** BEGIN **

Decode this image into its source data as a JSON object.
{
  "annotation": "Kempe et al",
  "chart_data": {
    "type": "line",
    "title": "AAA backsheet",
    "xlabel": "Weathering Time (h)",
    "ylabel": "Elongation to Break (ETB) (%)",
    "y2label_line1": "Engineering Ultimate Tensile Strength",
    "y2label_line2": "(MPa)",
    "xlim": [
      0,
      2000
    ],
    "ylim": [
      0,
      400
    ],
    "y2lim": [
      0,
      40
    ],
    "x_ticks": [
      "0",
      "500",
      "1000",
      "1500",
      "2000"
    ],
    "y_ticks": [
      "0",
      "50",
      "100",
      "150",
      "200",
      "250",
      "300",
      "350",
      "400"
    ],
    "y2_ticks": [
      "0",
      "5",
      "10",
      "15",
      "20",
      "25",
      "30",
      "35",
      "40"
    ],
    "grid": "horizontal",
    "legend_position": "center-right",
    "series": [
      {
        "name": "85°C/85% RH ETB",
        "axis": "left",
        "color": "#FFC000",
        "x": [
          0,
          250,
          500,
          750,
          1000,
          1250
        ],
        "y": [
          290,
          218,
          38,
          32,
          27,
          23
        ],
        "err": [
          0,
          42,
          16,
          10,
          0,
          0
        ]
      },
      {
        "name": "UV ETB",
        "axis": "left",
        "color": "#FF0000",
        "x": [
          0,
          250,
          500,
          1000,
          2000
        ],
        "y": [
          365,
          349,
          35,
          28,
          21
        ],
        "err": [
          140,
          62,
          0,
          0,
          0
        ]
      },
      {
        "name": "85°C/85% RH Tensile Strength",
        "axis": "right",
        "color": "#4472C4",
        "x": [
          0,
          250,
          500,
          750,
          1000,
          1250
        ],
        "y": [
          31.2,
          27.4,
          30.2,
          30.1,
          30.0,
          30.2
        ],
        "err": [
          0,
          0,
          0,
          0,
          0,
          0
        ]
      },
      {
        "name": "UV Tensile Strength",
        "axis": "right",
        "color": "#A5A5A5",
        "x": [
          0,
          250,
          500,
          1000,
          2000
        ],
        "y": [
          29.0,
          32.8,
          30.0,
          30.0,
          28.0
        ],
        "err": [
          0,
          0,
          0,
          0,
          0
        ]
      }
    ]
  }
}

** END **

→ WHAT TO DO: Repeat every entry exactly as written above.

→ FINAL RESULT:
Decode this image into its source data as a JSON object.
{
  "annotation": "Kempe et al",
  "chart_data": {
    "type": "line",
    "title": "AAA backsheet",
    "xlabel": "Weathering Time (h)",
    "ylabel": "Elongation to Break (ETB) (%)",
    "y2label_line1": "Engineering Ultimate Tensile Strength",
    "y2label_line2": "(MPa)",
    "xlim": [
      0,
      2000
    ],
    "ylim": [
      0,
      400
    ],
    "y2lim": [
      0,
      40
    ],
    "x_ticks": [
      "0",
      "500",
      "1000",
      "1500",
      "2000"
    ],
    "y_ticks": [
      "0",
      "50",
      "100",
      "150",
      "200",
      "250",
      "300",
      "350",
      "400"
    ],
    "y2_ticks": [
      "0",
      "5",
      "10",
      "15",
      "20",
      "25",
      "30",
      "35",
      "40"
    ],
    "grid": "horizontal",
    "legend_position": "center-right",
    "series": [
      {
        "name": "85°C/85% RH ETB",
        "axis": "left",
        "color": "#FFC000",
        "x": [
          0,
          250,
          500,
          750,
          1000,
          1250
        ],
        "y": [
          290,
          218,
          38,
          32,
          27,
          23
        ],
        "err": [
          0,
          42,
          16,
          10,
          0,
          0
        ]
      },
      {
        "name": "UV ETB",
        "axis": "left",
        "color": "#FF0000",
        "x": [
          0,
          250,
          500,
          1000,
          2000
        ],
        "y": [
          365,
          349,
          35,
          28,
          21
        ],
        "err": [
          140,
          62,
          0,
          0,
          0
        ]
      },
      {
        "name": "85°C/85% RH Tensile Strength",
        "axis": "right",
        "color": "#4472C4",
        "x": [
          0,
          250,
          500,
          750,
          1000,
          1250
        ],
        "y": [
          31.2,
          27.4,
          30.2,
          30.1,
          30.0,
          30.2
        ],
        "err": [
          0,
          0,
          0,
          0,
          0,
          0
        ]
      },
      {
        "name": "UV Tensile Strength",
        "axis": "right",
        "color": "#A5A5A5",
        "x": [
          0,
          250,
          500,
          1000,
          2000
        ],
        "y": [
          29.0,
          32.8,
          30.0,
          30.0,
          28.0
        ],
        "err": [
          0,
          0,
          0,
          0,
          0
        ]
      }
    ]
  }
}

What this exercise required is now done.